*REQUIREMENTS*. Reproduce each line of the material exactly, minus any picture.

*TASK DATA*.

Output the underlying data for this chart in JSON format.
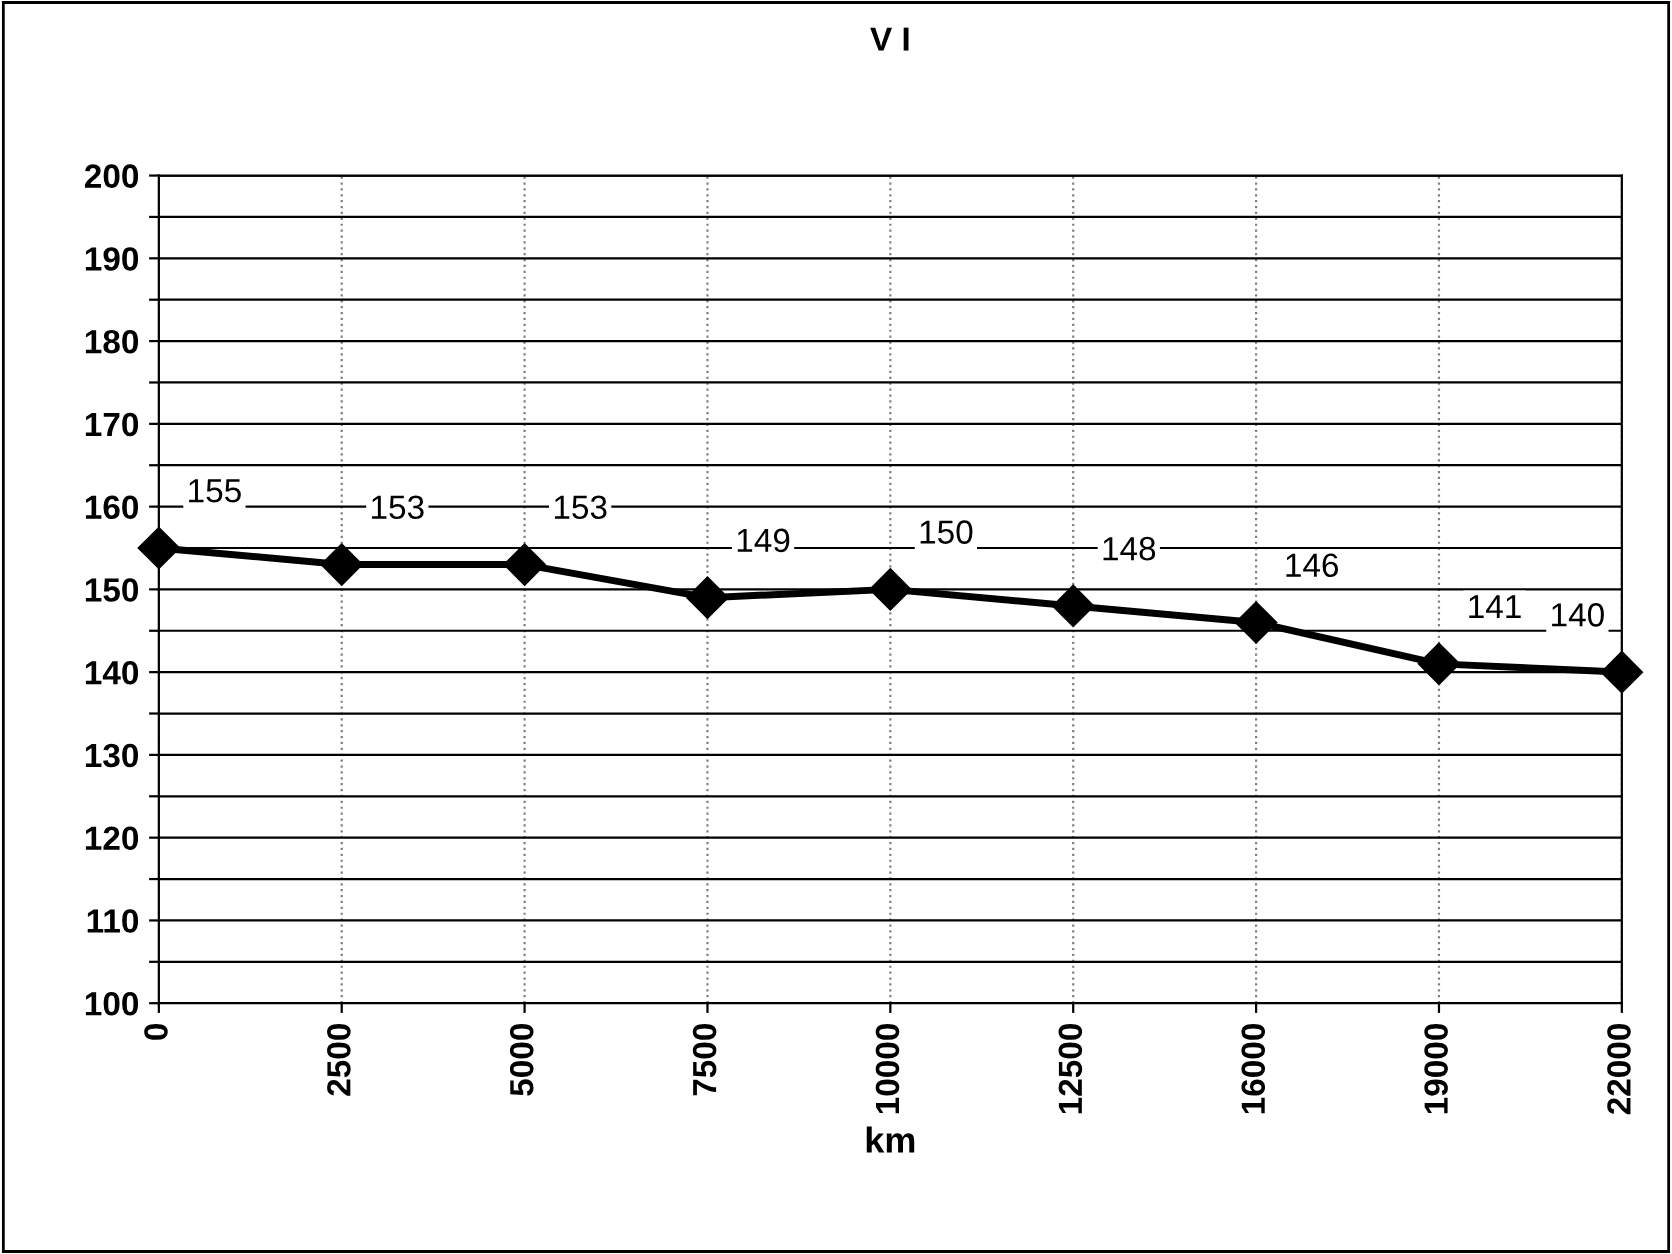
{
  "chart_data": {
    "type": "line",
    "title": "V I",
    "xlabel": "km",
    "categories": [
      "0",
      "2500",
      "5000",
      "7500",
      "10000",
      "12500",
      "16000",
      "19000",
      "22000"
    ],
    "series": [
      {
        "color": "#000000",
        "values": [
          155,
          153,
          153,
          149,
          150,
          148,
          146,
          141,
          140
        ]
      }
    ],
    "ylim": [
      100,
      200
    ],
    "yticks": [
      100,
      {
        "value": 105,
        "label": null
      },
      110,
      {
        "value": 115,
        "label": null
      },
      120,
      {
        "value": 125,
        "label": null
      },
      130,
      {
        "value": 135,
        "label": null
      },
      140,
      {
        "value": 145,
        "label": null
      },
      150,
      {
        "value": 155,
        "label": null
      },
      160,
      {
        "value": 165,
        "label": null
      },
      170,
      {
        "value": 175,
        "label": null
      },
      180,
      {
        "value": 185,
        "label": null
      },
      190,
      {
        "value": 195,
        "label": null
      },
      200
    ],
    "grid": true,
    "marker": "diamond",
    "line_style": "solid",
    "data_labels": true
  }
}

*ANSWER TO THIS PROBLEM*.
Output the underlying data for this chart in JSON format.
{
  "chart_data": {
    "type": "line",
    "title": "V I",
    "xlabel": "km",
    "categories": [
      "0",
      "2500",
      "5000",
      "7500",
      "10000",
      "12500",
      "16000",
      "19000",
      "22000"
    ],
    "series": [
      {
        "color": "#000000",
        "values": [
          155,
          153,
          153,
          149,
          150,
          148,
          146,
          141,
          140
        ]
      }
    ],
    "ylim": [
      100,
      200
    ],
    "yticks": [
      100,
      {
        "value": 105,
        "label": null
      },
      110,
      {
        "value": 115,
        "label": null
      },
      120,
      {
        "value": 125,
        "label": null
      },
      130,
      {
        "value": 135,
        "label": null
      },
      140,
      {
        "value": 145,
        "label": null
      },
      150,
      {
        "value": 155,
        "label": null
      },
      160,
      {
        "value": 165,
        "label": null
      },
      170,
      {
        "value": 175,
        "label": null
      },
      180,
      {
        "value": 185,
        "label": null
      },
      190,
      {
        "value": 195,
        "label": null
      },
      200
    ],
    "grid": true,
    "marker": "diamond",
    "line_style": "solid",
    "data_labels": true
  }
}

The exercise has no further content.